→ Set task
In the forum thread about identifying a chord progression's key, which chord does one reply strongly suggest using in place of the Bm?

→ Excerpted text

#1
I have this chord progression
and I think its in C major
but I'm not sure

The chords are:
C, D, G, Bm, Am, and Gm
#2
If it starts in C, then that's the key.
Although I don't get how you can have G and Gmin in the same progression...but to each his own. =)
I'm that dude with the fro.
Quote by angus fan16
Long story short, a whale flew out of the ocean, landed next to me and shot like a wall of water straight into my face.
#4
yeah, the g and gm dont make sense, if there wasnt the gm then it would be g, but ive noticed that its kinda there, so idk. just find whatever note it resolves on...
Be still my heart, I hear your back cracking...


...sounds like music to me
#7
No, the key is not always the first note ( however this is usually a good method to follow when looking at music from the classical or baroque period).

A better way of finding out the key is to look at what accidentals you have in the progression ( sharps and flats).

Now are you sure about this progression because it dosnt really make that much sense, but yeh by looking at it, the key is either C major (with an F# for some reason) or A minor (relative minor).

Hope this was some help.
#9
It cant be c cuz the D would half to be minor, only a GMaj.
and the B would have to be diminished..

if you like the sound dont change it because its "not in key"
Quote by joshjhasarrived
Little does the government suspect that it's funds are being rapidly drained through funding infinite free cardboard boxes to bored teenagers on an internet forum.
#10
I guess
im just trying to find something that sounds good and is in key
but how do you tell which chords have to be minor to be in key
#12
If it starts in C, then that's the key.


The chord a song starts on has nothing to do with the key.

That progression is just strange, and not in a good way. It doesn't really "do" anything, but it resolves to C marginally more than it does to anything else. I strongly suggest changing that Bm to a Bdim. The Gm is an unusual sound, bu there's no reason you can't get away with it or even make it sound good.
Someones knowledge of guitar companies spelling determines what amps you can own. Really smart people can own things like Framus because they sound like they might be spelled with a "y" but they aren't.
Last edited by Archeo Avis at Oct 28, 2008,
#13
im not worried too much about the key of the progression i gave in the first post

i wanna know how to tell which chords are in which key

how would i play bdim
Last edited by zachyh at Oct 28, 2008,
#14
Your progression is really odd, does it sound right???
Because.. If it was C major the chords would be as follows.

C, Dm, Em, F, G, Am, B(diminished) , C.

However you have a D major chord and also a G minor.

→ Collected data
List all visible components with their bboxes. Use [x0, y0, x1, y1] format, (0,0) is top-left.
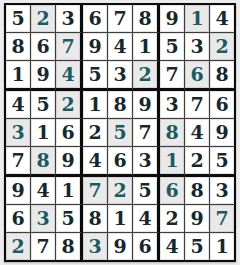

→ Final result
A Bdim (B diminished) chord.